▶ [GOAL A] According to the text about WW, in what year was the company founded?

After almost two decades influencing the culture of some of the world’s most iconic brands—Pfizer, Deloitte, and Tiffany & Co. to name a few—today, Deanna Siegel Senior is utilizing her experience to bring change to another household name. The changemaker is applying world-class talent strategies cultivated at these industry giants to transform the world’s leading commercial weight-management program and global partner for wellness, WW, the contemporary iteration of the billion-dollar enterprise Weight Watchers International, Inc.
WW looks for candidates to help change people’s lives. “Most of our recruitment efforts these days are in the tech space,” says Siegel Senior, vice president of talent and organizational development at WW. “To become the world’s partner in wellness, we’re evolving the experience we offer our members. And to do that, we need to add to our talent pipeline, different skill sets, and areas of expertise. Today some of the open positions at WW include software engineers and scrum-masters. I feel I have a great responsibility to bring in cutting-edge talent that exudes passion for our purpose; to develop and nurture these extraordinary individuals; and to make sure we’re creating a culture that reflects our purpose and represents the best of our heritage and reflects where we are going as a company and as a brand.”
Since its founding in 1963, WW has spread across eleven countries to deliver nutrition and lifestyle solutions for its roughly 4.5 million members. “We ask the question, ‘What is your why?’” Siegel Senior says. “It used to be to lose weight, but now there is a shift to being healthy. Losing weight may be an important part of that, but there’s so much more.”

▶ [GOAL B] Switch "safety stock" to "buffer stock" in everything from the start of the records down to and including the line containing "document-content — [140, 150, 1052, 1116]", and give only those lines with nothing else altered.

▶ [SUPPLIED INFORMATION]
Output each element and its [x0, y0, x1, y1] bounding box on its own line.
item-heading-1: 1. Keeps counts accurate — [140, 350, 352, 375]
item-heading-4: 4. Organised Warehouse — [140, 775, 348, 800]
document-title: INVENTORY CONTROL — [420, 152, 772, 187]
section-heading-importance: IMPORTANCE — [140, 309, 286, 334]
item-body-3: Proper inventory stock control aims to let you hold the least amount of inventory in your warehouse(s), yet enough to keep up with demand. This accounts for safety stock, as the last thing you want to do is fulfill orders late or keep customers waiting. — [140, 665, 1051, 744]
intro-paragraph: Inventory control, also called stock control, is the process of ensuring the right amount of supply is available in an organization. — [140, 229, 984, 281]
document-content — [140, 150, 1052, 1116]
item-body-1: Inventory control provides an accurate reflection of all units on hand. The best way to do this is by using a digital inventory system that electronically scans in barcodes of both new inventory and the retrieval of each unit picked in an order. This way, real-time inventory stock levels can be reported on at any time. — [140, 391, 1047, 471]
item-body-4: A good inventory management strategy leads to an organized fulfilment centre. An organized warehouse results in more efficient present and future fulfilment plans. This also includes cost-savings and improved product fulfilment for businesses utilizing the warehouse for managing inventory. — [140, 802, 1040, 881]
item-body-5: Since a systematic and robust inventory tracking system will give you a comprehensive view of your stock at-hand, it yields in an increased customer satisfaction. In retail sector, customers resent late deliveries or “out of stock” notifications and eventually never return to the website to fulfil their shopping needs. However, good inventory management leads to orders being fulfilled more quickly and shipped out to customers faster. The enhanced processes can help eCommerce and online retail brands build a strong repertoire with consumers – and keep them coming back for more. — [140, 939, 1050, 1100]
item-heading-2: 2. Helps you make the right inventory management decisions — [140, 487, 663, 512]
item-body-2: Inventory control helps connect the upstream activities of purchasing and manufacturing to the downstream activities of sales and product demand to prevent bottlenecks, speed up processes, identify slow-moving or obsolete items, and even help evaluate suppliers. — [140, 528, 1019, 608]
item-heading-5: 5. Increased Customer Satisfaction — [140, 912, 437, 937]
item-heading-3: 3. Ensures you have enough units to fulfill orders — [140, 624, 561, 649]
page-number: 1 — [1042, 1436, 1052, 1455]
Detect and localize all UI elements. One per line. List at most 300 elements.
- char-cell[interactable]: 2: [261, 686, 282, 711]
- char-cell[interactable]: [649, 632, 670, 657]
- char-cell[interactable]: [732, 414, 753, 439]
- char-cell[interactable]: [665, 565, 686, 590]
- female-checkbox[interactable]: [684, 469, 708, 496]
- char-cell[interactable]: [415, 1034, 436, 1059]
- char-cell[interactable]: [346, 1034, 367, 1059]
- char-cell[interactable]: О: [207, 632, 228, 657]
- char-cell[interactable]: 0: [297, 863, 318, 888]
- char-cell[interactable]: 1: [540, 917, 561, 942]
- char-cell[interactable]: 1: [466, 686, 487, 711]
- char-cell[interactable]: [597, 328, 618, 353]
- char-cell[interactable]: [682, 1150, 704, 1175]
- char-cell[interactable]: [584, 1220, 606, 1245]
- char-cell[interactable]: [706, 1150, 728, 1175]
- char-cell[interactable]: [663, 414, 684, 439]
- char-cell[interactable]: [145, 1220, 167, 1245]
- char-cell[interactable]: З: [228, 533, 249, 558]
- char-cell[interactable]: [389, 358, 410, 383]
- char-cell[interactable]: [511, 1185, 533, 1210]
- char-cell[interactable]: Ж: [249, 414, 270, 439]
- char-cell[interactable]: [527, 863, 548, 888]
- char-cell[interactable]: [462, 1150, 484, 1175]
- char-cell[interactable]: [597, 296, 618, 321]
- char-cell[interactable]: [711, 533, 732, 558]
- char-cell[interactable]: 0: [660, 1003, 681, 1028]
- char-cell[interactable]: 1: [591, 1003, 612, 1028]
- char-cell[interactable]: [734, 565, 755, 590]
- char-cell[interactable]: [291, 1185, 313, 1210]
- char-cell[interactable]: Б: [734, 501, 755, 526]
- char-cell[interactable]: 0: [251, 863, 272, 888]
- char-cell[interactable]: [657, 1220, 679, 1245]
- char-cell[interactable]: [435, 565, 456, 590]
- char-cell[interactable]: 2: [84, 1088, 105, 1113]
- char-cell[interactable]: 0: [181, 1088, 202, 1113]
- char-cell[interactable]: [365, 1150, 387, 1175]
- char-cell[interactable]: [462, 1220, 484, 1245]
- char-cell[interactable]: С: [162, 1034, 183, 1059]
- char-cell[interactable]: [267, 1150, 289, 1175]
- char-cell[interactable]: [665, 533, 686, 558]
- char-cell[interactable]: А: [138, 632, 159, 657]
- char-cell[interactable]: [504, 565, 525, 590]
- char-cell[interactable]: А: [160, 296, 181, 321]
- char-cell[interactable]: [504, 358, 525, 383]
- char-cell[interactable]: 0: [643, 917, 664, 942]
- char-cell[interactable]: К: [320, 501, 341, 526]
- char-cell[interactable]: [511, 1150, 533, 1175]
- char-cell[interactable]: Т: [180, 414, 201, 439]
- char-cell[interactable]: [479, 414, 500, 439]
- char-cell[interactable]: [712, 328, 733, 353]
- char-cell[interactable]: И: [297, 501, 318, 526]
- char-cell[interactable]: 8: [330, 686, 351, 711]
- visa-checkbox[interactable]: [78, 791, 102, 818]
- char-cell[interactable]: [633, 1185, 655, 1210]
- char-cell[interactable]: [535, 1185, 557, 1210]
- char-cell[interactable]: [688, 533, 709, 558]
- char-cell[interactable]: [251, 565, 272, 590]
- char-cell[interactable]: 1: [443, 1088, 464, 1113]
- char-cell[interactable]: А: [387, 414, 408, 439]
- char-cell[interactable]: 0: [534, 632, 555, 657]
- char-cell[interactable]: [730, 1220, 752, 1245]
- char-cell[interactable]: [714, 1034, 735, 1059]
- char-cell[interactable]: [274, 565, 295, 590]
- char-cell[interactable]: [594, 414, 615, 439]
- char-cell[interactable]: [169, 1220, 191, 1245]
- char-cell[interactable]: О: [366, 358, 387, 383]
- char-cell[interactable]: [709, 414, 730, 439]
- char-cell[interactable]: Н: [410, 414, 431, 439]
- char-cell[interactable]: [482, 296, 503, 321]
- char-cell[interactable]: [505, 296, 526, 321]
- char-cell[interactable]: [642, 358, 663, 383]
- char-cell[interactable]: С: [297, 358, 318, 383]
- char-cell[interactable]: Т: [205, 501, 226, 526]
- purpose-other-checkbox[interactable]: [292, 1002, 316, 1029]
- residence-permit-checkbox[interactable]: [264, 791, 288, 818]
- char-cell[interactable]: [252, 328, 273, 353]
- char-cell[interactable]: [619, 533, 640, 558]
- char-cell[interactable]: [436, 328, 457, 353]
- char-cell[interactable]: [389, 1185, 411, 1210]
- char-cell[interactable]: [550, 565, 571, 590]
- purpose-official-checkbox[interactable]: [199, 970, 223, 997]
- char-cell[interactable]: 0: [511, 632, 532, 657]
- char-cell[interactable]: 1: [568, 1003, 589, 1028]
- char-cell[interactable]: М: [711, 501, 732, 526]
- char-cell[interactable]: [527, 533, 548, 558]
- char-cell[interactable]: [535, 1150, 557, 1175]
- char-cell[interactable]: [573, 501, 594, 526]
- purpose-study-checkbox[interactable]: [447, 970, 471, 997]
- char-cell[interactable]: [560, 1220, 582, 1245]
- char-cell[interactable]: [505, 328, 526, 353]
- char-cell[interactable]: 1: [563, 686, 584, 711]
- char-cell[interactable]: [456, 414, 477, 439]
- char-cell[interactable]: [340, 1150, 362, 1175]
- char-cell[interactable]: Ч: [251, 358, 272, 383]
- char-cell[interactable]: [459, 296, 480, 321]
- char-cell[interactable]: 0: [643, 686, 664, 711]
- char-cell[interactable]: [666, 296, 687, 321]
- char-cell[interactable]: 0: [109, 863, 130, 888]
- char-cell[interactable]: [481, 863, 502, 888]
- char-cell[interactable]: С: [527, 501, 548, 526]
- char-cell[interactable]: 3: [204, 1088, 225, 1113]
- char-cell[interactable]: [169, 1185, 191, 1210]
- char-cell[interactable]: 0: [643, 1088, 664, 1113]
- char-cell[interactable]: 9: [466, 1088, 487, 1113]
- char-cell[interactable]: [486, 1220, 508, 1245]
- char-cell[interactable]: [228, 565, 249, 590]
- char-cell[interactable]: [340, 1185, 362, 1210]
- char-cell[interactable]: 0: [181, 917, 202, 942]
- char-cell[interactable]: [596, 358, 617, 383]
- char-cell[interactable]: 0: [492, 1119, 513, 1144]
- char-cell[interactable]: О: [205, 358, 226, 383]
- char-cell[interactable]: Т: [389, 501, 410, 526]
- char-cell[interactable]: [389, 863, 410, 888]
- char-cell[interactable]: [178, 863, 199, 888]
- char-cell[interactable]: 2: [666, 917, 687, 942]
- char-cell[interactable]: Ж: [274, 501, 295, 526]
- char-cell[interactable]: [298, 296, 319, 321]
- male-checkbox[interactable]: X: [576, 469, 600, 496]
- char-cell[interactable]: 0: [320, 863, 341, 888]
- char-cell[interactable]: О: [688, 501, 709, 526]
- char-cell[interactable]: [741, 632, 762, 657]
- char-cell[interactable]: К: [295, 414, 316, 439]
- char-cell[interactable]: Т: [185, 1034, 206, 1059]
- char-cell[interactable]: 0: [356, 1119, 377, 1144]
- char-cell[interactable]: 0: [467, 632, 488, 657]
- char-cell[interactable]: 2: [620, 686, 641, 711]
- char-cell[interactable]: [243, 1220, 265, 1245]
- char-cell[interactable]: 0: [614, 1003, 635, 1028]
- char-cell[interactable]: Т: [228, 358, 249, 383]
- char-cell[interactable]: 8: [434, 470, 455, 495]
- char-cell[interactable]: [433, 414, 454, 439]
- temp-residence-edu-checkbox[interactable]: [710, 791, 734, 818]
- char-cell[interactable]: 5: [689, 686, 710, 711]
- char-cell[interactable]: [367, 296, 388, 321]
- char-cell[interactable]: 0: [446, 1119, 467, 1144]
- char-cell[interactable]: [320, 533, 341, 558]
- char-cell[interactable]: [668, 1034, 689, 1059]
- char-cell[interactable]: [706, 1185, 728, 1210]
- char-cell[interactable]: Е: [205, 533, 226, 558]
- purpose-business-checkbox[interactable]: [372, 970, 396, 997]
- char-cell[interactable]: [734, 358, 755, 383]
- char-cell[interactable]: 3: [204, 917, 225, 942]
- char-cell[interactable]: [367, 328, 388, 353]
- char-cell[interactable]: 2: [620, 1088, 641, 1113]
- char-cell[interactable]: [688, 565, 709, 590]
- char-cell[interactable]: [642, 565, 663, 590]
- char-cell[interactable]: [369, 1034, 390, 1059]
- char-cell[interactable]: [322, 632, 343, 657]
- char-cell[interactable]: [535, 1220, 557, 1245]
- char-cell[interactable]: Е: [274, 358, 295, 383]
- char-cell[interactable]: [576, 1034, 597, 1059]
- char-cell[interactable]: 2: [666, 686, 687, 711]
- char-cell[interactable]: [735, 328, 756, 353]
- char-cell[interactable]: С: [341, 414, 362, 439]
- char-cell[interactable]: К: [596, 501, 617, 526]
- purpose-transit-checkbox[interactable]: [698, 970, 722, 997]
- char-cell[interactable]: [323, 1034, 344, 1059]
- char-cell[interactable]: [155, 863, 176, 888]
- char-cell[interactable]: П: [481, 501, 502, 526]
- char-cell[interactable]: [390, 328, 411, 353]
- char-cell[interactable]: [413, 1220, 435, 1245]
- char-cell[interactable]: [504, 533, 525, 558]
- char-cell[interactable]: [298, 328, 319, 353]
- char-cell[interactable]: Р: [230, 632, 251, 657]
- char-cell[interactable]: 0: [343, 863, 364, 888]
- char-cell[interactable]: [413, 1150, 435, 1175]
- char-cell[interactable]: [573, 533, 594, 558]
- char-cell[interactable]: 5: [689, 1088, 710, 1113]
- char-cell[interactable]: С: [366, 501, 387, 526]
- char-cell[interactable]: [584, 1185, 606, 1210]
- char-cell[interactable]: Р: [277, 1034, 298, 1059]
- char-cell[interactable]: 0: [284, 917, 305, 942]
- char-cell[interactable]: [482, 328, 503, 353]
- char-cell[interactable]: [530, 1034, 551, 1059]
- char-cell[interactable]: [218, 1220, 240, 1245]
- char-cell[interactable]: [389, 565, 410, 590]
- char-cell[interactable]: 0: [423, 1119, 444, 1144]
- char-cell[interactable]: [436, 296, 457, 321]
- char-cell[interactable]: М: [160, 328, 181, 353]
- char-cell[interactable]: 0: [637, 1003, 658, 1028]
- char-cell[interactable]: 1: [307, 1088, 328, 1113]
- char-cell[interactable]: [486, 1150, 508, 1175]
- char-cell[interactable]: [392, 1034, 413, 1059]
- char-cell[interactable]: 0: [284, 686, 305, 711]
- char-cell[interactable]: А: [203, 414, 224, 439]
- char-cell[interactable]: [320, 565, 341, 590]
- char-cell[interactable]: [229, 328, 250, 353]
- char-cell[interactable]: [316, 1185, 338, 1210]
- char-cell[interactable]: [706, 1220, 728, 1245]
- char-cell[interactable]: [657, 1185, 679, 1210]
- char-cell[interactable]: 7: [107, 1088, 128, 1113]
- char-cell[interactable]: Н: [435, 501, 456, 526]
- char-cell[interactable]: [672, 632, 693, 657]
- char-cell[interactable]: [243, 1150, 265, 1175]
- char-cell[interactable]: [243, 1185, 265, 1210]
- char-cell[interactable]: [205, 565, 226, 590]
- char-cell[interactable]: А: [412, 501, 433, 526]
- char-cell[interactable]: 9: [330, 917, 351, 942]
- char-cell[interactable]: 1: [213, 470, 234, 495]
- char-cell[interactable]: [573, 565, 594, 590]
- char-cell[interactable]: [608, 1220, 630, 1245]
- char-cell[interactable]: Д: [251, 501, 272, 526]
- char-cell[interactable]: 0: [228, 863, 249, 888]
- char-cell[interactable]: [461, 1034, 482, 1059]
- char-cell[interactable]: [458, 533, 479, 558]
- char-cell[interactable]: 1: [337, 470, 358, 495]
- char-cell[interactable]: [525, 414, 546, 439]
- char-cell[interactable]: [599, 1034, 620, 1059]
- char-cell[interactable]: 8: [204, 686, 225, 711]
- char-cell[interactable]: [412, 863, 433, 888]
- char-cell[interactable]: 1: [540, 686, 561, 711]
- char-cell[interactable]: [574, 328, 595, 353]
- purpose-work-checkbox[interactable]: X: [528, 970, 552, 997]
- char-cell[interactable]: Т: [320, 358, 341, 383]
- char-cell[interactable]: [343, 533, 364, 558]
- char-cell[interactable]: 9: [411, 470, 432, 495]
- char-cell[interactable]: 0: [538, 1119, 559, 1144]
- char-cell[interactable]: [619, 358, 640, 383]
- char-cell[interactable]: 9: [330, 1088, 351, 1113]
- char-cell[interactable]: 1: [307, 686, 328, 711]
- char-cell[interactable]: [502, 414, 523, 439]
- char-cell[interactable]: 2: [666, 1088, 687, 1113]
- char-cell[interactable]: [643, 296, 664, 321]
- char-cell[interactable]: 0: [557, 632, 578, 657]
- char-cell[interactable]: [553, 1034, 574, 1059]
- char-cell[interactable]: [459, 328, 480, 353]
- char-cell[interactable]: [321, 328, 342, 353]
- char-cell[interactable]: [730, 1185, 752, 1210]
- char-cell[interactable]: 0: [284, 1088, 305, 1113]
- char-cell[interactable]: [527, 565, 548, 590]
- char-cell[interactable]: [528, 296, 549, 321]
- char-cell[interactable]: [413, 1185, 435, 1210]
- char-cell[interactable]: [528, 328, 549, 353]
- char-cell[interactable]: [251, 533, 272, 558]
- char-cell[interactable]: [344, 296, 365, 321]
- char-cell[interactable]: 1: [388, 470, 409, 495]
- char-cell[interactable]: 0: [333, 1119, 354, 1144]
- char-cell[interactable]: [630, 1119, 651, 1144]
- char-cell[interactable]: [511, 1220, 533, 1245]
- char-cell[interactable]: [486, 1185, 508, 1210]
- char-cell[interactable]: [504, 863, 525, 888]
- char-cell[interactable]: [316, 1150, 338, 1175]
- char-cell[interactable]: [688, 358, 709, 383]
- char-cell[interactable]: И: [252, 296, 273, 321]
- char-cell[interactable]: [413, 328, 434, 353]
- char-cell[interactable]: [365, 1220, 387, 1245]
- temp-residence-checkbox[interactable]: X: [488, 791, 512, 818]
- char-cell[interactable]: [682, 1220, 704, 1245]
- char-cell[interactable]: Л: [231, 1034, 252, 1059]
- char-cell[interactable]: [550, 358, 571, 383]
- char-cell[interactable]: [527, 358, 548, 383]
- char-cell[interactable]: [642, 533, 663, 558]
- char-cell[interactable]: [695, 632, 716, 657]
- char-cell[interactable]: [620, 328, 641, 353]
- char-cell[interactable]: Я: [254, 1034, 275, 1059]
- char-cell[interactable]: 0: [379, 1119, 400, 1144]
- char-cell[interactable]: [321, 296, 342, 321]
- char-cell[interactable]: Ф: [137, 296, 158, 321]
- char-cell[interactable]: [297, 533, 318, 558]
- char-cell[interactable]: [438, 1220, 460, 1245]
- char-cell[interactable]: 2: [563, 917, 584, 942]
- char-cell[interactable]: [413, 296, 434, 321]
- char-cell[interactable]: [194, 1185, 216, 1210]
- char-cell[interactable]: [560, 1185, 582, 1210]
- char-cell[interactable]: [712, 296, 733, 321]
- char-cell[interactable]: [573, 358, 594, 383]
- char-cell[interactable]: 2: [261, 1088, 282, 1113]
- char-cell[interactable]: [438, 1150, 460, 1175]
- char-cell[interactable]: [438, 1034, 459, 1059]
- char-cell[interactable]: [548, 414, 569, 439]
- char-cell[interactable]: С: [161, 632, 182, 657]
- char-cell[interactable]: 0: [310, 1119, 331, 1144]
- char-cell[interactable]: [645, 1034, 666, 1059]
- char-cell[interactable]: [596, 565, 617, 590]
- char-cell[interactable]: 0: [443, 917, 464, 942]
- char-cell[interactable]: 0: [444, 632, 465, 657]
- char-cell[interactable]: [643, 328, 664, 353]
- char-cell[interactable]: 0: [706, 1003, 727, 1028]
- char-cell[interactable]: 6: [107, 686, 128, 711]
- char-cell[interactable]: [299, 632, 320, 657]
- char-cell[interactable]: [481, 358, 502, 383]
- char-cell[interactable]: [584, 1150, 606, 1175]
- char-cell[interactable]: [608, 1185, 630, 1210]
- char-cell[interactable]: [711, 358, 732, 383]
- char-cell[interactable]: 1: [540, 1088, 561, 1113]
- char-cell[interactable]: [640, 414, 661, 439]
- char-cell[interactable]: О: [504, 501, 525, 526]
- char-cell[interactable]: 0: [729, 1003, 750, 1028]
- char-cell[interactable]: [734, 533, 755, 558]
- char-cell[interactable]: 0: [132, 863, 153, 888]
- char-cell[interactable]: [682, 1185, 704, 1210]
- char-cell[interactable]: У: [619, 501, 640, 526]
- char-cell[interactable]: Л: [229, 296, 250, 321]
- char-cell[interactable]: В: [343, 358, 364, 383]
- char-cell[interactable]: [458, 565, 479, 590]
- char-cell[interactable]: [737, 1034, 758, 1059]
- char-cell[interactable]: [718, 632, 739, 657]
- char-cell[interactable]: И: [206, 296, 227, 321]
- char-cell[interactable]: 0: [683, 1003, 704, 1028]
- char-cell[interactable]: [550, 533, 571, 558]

▶ [EXERCISE ANSWER A] 1963

▶ [EXERCISE ANSWER B]
Output each element and its [x0, y0, x1, y1] bounding box on its own line.
item-heading-1: 1. Keeps counts accurate — [140, 350, 352, 375]
item-heading-4: 4. Organised Warehouse — [140, 775, 348, 800]
document-title: INVENTORY CONTROL — [420, 152, 772, 187]
section-heading-importance: IMPORTANCE — [140, 309, 286, 334]
item-body-3: Proper inventory stock control aims to let you hold the least amount of inventory in your warehouse(s), yet enough to keep up with demand. This accounts for buffer stock, as the last thing you want to do is fulfill orders late or keep customers waiting. — [140, 665, 1051, 744]
intro-paragraph: Inventory control, also called stock control, is the process of ensuring the right amount of supply is available in an organization. — [140, 229, 984, 281]
document-content — [140, 150, 1052, 1116]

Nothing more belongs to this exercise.